### Task brief
Count the lines in the items below that contain the string "legend", and reply with that number alone.

═════ Records shown

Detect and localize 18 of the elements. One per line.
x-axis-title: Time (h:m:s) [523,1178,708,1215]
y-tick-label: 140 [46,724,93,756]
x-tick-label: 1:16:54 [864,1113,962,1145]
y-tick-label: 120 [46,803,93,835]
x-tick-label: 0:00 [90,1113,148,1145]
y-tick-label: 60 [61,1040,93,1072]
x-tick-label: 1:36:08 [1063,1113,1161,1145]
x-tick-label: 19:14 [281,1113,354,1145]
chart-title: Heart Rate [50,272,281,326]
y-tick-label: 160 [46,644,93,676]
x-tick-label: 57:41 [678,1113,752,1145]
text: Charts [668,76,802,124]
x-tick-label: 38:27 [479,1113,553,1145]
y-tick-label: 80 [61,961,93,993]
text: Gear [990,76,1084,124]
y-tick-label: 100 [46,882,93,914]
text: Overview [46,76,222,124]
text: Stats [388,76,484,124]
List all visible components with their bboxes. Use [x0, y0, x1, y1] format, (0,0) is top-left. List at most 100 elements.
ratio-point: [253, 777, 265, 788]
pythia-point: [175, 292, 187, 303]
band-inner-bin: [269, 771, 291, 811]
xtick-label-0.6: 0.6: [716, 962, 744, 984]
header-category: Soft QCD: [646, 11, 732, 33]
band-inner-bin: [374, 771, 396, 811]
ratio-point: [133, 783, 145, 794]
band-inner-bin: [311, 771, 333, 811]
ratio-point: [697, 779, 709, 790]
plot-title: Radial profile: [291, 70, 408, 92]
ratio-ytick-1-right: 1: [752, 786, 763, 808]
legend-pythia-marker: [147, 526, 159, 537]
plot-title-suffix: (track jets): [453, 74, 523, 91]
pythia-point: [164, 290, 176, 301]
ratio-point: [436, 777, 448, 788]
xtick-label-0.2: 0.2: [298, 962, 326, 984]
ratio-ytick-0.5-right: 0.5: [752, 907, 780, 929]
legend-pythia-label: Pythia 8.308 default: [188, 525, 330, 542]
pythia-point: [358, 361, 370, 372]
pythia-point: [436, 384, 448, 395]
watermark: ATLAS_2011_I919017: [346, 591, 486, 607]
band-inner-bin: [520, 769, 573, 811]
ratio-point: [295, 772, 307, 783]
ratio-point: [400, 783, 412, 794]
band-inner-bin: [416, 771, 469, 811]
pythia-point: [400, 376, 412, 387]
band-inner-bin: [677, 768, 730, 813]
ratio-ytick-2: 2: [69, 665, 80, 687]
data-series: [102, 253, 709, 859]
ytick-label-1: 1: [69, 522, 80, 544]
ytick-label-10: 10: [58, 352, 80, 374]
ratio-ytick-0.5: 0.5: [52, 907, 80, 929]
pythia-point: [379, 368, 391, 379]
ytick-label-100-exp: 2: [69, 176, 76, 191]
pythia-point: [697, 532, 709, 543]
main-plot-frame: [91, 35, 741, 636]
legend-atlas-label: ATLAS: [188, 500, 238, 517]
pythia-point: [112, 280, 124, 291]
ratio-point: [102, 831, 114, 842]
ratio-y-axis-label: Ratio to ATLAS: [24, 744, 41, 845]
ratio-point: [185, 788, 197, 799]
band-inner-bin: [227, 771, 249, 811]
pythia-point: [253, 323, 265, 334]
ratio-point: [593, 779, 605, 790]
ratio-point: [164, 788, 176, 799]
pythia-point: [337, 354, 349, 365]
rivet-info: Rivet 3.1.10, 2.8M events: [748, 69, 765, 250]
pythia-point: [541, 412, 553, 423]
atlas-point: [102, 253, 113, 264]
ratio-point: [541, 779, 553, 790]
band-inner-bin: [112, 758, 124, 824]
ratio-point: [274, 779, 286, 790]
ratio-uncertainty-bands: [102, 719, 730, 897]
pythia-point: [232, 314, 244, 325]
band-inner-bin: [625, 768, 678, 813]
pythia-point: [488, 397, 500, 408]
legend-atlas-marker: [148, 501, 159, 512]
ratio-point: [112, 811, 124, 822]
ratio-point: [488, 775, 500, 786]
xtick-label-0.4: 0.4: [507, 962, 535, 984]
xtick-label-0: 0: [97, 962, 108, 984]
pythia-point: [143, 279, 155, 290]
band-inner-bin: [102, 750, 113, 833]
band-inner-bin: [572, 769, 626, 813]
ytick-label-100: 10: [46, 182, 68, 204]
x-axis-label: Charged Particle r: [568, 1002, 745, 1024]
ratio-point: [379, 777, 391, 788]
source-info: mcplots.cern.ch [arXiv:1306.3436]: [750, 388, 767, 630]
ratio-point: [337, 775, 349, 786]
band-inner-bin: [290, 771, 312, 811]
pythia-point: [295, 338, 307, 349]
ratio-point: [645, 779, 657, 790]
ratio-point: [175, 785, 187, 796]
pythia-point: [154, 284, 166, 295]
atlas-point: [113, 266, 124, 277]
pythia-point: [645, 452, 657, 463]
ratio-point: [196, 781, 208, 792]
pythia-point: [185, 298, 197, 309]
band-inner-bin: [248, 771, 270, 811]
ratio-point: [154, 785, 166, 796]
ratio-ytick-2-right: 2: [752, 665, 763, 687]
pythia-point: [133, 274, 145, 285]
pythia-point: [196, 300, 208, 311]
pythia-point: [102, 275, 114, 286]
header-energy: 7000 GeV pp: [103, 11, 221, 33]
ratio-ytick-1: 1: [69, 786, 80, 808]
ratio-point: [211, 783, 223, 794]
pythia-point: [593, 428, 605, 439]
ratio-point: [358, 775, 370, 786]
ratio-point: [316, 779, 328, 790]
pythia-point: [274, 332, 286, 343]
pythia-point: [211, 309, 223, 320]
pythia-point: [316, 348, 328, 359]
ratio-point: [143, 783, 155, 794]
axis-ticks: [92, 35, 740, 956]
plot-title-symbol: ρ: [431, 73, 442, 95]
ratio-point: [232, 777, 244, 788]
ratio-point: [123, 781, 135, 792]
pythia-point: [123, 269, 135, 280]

══════════

### Expected output
4